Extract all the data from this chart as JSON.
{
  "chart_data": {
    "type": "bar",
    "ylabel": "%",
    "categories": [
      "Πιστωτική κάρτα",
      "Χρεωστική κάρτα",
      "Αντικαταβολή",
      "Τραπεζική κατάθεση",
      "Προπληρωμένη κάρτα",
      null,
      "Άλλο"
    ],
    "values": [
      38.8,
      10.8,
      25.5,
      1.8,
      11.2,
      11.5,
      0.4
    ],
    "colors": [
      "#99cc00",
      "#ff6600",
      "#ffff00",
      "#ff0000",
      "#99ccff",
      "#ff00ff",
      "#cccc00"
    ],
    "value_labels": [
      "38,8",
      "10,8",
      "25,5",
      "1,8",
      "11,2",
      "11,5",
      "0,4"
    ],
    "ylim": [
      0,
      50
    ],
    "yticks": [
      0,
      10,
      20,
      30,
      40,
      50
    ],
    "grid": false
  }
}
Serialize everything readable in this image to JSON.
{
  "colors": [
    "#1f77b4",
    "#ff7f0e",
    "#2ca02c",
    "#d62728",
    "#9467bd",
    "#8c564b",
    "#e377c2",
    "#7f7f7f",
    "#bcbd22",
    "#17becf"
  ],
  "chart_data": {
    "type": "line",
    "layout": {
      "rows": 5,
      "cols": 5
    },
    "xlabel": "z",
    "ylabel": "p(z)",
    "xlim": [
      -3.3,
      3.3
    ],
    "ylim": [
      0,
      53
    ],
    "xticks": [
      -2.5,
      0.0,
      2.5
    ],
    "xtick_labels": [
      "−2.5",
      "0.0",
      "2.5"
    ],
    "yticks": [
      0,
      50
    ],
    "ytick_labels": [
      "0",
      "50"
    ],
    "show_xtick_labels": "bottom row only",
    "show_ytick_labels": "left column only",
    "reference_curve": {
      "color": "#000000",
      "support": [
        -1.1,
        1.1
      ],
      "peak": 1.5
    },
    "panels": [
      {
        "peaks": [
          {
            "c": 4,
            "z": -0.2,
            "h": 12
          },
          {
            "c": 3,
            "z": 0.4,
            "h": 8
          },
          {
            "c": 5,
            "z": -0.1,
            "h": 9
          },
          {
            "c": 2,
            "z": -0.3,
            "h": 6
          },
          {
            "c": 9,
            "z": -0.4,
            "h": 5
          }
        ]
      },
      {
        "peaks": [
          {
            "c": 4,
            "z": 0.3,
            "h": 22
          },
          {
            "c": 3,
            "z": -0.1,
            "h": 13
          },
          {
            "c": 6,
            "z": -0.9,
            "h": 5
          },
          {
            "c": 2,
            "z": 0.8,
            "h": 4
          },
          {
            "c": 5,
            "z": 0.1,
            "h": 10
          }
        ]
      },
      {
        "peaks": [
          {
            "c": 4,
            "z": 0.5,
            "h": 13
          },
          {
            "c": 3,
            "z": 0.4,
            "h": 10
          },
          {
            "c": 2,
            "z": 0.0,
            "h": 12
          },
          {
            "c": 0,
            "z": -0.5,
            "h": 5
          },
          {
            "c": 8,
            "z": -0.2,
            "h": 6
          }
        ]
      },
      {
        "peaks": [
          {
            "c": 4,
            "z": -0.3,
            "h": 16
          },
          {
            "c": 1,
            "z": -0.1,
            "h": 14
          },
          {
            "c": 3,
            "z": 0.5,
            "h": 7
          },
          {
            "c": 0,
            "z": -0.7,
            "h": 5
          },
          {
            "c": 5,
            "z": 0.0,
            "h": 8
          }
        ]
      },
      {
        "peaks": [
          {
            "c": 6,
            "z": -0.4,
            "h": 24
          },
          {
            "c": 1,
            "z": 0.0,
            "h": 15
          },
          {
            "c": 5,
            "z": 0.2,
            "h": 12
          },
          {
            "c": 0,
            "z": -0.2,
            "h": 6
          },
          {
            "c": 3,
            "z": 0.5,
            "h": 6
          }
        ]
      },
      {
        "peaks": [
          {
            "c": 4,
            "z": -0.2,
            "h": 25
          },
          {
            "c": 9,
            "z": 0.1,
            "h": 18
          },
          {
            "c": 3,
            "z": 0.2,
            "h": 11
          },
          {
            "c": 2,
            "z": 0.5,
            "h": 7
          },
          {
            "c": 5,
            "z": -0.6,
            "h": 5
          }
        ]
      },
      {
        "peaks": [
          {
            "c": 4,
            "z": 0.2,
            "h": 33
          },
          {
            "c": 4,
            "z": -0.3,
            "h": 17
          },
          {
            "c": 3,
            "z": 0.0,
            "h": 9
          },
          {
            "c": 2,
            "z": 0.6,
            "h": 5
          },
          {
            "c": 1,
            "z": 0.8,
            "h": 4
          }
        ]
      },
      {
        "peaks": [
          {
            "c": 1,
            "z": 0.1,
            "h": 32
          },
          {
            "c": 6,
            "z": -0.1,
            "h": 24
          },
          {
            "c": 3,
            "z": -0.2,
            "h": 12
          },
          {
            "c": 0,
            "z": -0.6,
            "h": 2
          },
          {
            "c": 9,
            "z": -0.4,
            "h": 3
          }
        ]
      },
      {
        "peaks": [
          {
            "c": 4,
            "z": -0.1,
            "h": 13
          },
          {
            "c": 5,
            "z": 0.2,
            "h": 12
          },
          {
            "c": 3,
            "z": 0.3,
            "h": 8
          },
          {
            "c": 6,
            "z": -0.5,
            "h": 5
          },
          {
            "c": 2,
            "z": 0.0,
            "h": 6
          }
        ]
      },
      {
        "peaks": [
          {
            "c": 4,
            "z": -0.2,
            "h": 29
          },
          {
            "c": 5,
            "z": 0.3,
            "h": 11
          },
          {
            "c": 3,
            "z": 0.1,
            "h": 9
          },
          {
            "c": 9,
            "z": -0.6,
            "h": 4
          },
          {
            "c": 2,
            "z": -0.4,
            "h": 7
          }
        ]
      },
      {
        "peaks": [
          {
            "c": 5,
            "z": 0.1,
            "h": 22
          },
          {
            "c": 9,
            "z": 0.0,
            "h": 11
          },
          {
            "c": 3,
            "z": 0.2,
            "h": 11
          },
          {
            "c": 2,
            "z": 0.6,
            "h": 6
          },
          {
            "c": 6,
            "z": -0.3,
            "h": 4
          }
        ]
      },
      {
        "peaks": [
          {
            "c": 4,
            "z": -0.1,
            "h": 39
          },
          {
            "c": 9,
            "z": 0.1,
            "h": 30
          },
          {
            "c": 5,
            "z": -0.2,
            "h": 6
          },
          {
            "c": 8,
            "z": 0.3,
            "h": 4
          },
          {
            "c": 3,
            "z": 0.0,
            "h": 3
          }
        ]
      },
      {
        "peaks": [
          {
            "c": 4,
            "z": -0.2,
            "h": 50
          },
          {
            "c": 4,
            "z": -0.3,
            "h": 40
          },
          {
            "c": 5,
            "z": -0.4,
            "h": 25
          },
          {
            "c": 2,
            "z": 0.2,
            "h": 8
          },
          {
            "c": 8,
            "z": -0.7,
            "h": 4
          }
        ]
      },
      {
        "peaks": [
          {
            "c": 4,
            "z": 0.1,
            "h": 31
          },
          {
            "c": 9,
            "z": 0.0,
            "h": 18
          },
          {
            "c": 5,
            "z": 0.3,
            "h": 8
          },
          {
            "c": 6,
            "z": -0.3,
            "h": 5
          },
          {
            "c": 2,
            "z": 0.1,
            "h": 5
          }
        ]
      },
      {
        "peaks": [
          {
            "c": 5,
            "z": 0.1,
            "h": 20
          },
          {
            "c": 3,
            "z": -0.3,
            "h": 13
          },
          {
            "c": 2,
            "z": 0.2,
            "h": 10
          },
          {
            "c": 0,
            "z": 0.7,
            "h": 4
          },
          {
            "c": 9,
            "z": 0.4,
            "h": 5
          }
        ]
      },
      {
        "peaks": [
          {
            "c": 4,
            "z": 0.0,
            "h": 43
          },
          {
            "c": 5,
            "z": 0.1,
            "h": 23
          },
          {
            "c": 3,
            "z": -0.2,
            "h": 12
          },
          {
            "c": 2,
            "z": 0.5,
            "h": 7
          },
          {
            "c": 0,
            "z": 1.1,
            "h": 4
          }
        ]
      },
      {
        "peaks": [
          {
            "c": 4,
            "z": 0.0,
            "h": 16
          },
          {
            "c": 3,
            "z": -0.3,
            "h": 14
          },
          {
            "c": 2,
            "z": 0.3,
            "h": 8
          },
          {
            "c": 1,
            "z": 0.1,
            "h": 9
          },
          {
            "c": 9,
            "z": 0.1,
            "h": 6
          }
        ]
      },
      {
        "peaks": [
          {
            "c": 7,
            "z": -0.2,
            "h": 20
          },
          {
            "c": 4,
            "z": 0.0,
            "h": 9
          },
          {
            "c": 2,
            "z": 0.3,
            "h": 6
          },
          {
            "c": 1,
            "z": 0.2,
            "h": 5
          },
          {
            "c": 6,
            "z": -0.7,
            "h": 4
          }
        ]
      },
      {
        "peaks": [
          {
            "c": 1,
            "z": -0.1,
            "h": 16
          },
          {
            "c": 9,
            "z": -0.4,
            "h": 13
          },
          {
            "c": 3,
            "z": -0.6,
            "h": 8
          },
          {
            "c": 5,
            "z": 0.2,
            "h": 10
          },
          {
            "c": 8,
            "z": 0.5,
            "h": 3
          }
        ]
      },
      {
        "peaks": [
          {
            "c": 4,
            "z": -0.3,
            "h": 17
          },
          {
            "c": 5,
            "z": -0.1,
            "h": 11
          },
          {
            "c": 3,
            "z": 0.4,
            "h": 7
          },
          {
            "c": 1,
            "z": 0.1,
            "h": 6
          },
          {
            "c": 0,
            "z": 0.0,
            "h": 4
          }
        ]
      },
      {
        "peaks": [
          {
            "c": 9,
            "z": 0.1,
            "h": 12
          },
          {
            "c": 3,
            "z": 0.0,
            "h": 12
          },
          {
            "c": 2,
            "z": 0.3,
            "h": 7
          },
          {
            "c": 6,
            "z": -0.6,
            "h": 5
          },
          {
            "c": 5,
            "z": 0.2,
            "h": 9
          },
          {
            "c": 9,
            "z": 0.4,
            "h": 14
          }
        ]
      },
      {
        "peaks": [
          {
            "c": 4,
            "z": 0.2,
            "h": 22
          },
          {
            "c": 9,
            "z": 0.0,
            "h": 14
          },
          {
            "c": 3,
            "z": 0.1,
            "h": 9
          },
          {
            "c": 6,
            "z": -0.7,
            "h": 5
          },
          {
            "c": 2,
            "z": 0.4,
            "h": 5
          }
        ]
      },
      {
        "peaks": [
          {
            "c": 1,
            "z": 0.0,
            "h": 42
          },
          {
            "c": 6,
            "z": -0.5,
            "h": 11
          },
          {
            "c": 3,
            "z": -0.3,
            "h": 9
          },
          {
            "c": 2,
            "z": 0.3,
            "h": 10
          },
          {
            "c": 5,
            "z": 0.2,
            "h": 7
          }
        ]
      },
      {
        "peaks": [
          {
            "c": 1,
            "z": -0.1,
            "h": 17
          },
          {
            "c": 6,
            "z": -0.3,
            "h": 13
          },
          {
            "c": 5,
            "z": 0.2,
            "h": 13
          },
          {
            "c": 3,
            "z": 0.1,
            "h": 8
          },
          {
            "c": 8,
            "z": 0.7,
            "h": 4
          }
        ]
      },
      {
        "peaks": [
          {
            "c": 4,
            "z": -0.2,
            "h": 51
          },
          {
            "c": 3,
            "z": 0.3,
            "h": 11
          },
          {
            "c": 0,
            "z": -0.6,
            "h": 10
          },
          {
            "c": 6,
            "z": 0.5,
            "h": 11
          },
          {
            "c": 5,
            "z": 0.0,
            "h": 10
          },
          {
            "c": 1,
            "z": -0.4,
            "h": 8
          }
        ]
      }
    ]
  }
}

- _What needs to be done_: Give the number of lines above in which the word "κάρτα" occurs, with nothing else.

- _Exercise response_: 3